He said that because ERCOT hasn’t adopted similar protocols regarding the real-time state-of-fuel availability for coal or gas plants, “it would be discriminatory to adopt burdensome operational requirements on storage devices when no such requirements are placed upon thermal plants.”

“We should be able to understand the benefits of these flexible resources without having penalty structures that are disproportionately challenging to that resource,” Glotfelty said.

ESRs proved invaluable Sept. 6, when ERCOT entered emergency operations for the first time since the disastrous 2021 winter storm. Storage contributed a record 2.17 GW of energy during the event. (See ERCOT Voltage Drop Leads to EEA Level 2.)

“We’re also getting tremendous value from storage facilities at a time when we have really no other dispatchable generation resources coming onto the system,” Commissioner Lori Cobos said. She noted ERCOT is expecting about 1 GW of gas generation over the next few years, but about 8 GW of ESRs.

Texas PUC

Commissioner Lori Cobos | Admin Monitor

ERCOT’s vice president of system operations, Dan Woodfin, told the PUC the grid operator is trying to clarify rules to ensure it has enough reserves “to manage that system that’s much more uncertain than what it’s historically been.”

The change represents a compromise in that it reduced the original SOC requirement from two hours to one. That has done little to assuage storage developers who say the revision would chill the resource’s growth.

“ERCOT has not provided any evidence to show that the additional discriminatory restrictions and penalties on ESRs are founded upon a substantial and reasonable ground of distinction between ESRs and other resource types,” Eolian said in a pre-meeting filing (54445).

The PUC will resume discussion on NPRR1186 during its next regularly scheduled open meeting Dec. 14. It is expected to then approve, reject or remand back to ERCOT the change.

The commission did approve NPRR1184 and a system change request (SCR824). The NPRR clarifies ERCOT’s management of the interest it receives and is owed to counterparties for posted cash collateral and requires staff to credit counterparty collateral accounts for interest every month. The SCR increases the attachment file size and quantities allowed within the resource integration and ongoing operations system.

PUC Recognizes Jones, Bivens

The commissioners opened the meeting with words of praise for Brad Jones, the former ERCOT interim CEO who passed away Nov. 8.

Jones, who previously served as ERCOT’s COO, came out of retirement following the disastrous 2021 winter storm and helped the grid operator pick up the pieces after it nearly collapsed during the event. He is widely credited with restoring confidence in the ISO and its ability to manage the grid. (See Brad Jones, Former ERCOT, NYISO CEO, Dies at 60.)

“Brad did a great service to the state under extraordinary circumstances. He came back in from the sidelines, brought the organization together, helped us pick ourselves up and make things better,” Commissioner Will McAdams said. “Brad’s in a better place. He will be missed.”

“We’re forever grateful for his selflessness and tireless leadership at ERCOT,” interim PUC Chair Kathleen Jackson said. “Brad took on an incredibly difficult task with great enthusiasm and urgency. He immediately rolled up his sleeves working to strengthen the Texas grid, [reestablish] confidence in ERCOT and speak to Texans frankly and honestly about our state’s power needs.”

——

**SET EXERCISE 1:**
Please transcribe the ERCOT article, starting at "ERCOT’s vice president" and ending at "pre-meeting filing (54445).".
**SET EXERCISE 2:**
Pick up the ERCOT article after its final sentence and continue writing it.

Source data

——

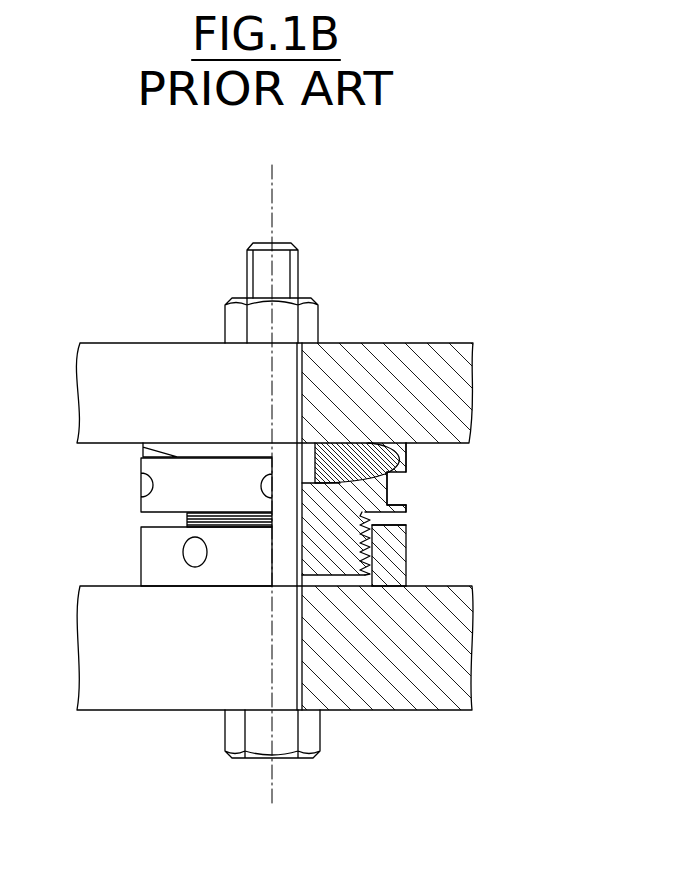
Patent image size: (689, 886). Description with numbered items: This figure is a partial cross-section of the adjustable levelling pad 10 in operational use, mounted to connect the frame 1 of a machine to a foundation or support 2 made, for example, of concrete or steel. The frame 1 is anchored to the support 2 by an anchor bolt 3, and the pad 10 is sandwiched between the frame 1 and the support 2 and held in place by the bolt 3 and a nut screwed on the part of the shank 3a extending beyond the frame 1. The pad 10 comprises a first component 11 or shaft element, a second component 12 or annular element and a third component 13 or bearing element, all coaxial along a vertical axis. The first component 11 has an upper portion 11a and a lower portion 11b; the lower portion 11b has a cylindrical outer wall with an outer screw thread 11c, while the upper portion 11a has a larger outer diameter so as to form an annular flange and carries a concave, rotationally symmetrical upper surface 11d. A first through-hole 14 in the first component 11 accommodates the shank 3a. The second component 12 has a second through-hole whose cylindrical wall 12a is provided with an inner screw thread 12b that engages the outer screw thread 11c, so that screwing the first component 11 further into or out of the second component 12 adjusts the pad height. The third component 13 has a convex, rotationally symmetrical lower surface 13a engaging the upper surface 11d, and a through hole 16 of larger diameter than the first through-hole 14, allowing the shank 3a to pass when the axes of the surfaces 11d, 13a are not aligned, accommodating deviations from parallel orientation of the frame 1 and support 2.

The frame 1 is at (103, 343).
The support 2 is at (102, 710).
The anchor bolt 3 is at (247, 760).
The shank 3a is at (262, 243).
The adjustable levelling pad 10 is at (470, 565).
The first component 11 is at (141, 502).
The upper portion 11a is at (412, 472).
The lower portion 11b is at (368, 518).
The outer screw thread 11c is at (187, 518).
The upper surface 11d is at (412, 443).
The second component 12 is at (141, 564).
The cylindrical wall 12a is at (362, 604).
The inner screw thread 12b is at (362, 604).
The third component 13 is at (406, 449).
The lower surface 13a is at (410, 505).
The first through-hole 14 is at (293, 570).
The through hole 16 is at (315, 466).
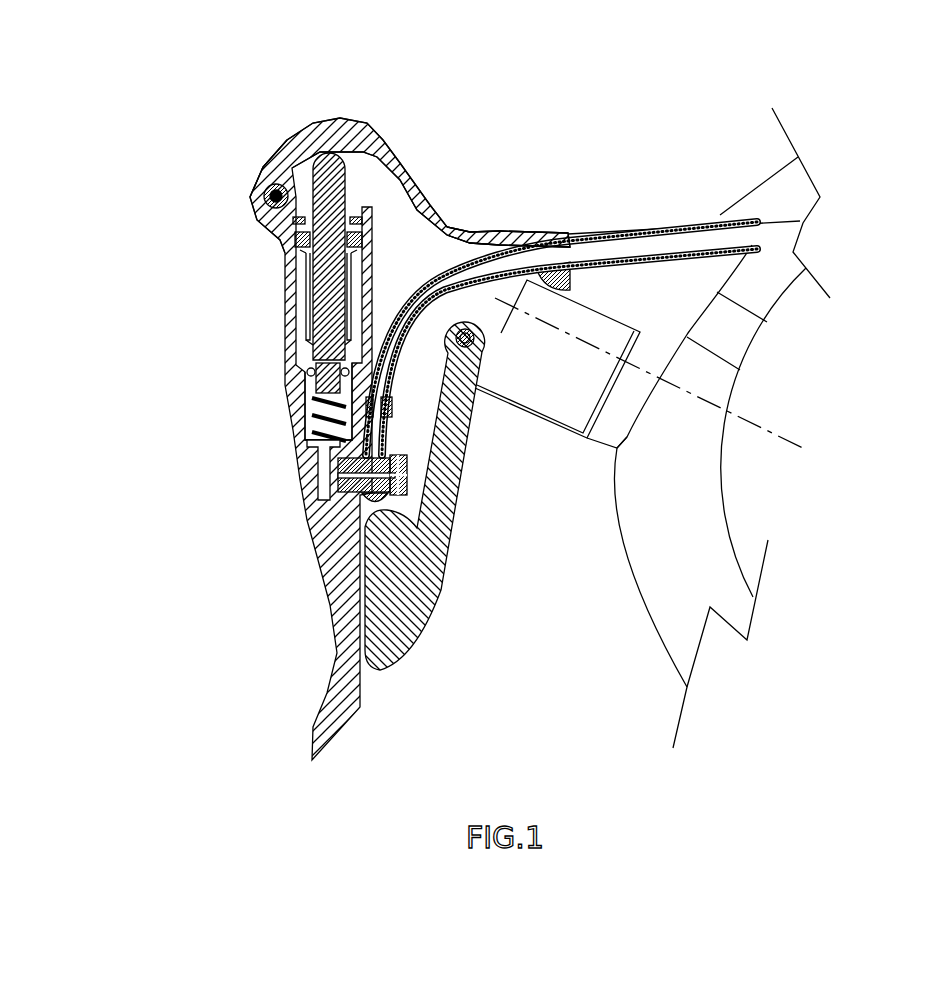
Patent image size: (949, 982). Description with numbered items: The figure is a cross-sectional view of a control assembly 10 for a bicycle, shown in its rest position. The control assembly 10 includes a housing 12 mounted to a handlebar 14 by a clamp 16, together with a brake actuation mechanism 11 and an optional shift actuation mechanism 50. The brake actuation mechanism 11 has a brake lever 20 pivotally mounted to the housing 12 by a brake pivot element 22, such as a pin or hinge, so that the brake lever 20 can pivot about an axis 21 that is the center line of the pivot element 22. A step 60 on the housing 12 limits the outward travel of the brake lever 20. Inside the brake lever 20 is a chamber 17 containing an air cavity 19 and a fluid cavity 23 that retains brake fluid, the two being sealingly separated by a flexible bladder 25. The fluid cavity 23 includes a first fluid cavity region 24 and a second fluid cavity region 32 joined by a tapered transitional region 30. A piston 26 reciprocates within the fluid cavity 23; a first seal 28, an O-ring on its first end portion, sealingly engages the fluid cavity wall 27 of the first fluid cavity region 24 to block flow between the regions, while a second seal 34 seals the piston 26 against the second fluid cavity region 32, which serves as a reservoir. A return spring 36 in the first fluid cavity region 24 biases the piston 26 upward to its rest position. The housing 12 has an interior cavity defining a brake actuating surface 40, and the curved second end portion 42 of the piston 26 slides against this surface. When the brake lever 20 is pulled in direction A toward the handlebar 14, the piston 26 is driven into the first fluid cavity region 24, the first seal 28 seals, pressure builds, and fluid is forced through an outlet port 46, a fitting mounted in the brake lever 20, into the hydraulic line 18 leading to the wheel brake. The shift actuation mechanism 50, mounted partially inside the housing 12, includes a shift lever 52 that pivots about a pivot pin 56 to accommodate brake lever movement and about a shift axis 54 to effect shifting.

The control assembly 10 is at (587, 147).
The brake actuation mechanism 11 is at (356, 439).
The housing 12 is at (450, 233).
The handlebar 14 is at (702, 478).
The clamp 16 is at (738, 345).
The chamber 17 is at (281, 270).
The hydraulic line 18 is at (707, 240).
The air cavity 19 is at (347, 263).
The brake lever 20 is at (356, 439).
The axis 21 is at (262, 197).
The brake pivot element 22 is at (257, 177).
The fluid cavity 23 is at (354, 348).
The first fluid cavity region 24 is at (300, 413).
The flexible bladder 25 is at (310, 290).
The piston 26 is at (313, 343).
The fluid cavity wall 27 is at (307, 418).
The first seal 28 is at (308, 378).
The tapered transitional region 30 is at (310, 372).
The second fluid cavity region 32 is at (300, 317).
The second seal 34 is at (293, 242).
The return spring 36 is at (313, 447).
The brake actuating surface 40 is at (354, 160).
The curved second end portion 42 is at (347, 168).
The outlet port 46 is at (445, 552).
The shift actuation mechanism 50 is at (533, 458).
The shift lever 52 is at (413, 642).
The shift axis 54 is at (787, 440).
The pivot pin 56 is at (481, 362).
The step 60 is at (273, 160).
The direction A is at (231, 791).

——

**FINAL ANSWER 1:**
ERCOT’s vice president of system operations, Dan Woodfin, told the PUC the grid operator is trying to clarify rules to ensure it has enough reserves “to manage that system that’s much more uncertain than what it’s historically been.”

The change represents a compromise in that it reduced the original SOC requirement from two hours to one. That has done little to assuage storage developers who say the revision would chill the resource’s growth.

“ERCOT has not provided any evidence to show that the additional discriminatory restrictions and penalties on ESRs are founded upon a substantial and reasonable ground of distinction between ESRs and other resource types,” Eolian said in a pre-meeting filing (54445).

**FINAL ANSWER 2:**
Glotfelty said there was “zero choice” other than Jones to step in at ERCOT following the storm. He also praised Jones’ work during the state’s deregulation efforts in the late 1990s.

“There were few that could bridge the divide between technical engineering and policy and legislative language. [Jones] could and he could do it fluently and he could do it with ease,” Glotfelty said. “Clearly, he’s done a great service, and he will be missed by, I know, everybody here in this commission and ERCOT.”

“He has been a tremendous contributor to our industry for many years. His charisma, his intellect and humor will always be missed,” Cobos said, recalling the time she compared Jones’ rugged good looks to Texas actor Matthew McConaughey.

The commissioners also recognized Carrie Bivens, who recently stepped down after 3½ years as ERCOT’s Independent Market Monitor, and her ability to raise issues few others would. (See Bivens Resigns as ERCOT’s Market Monitor.)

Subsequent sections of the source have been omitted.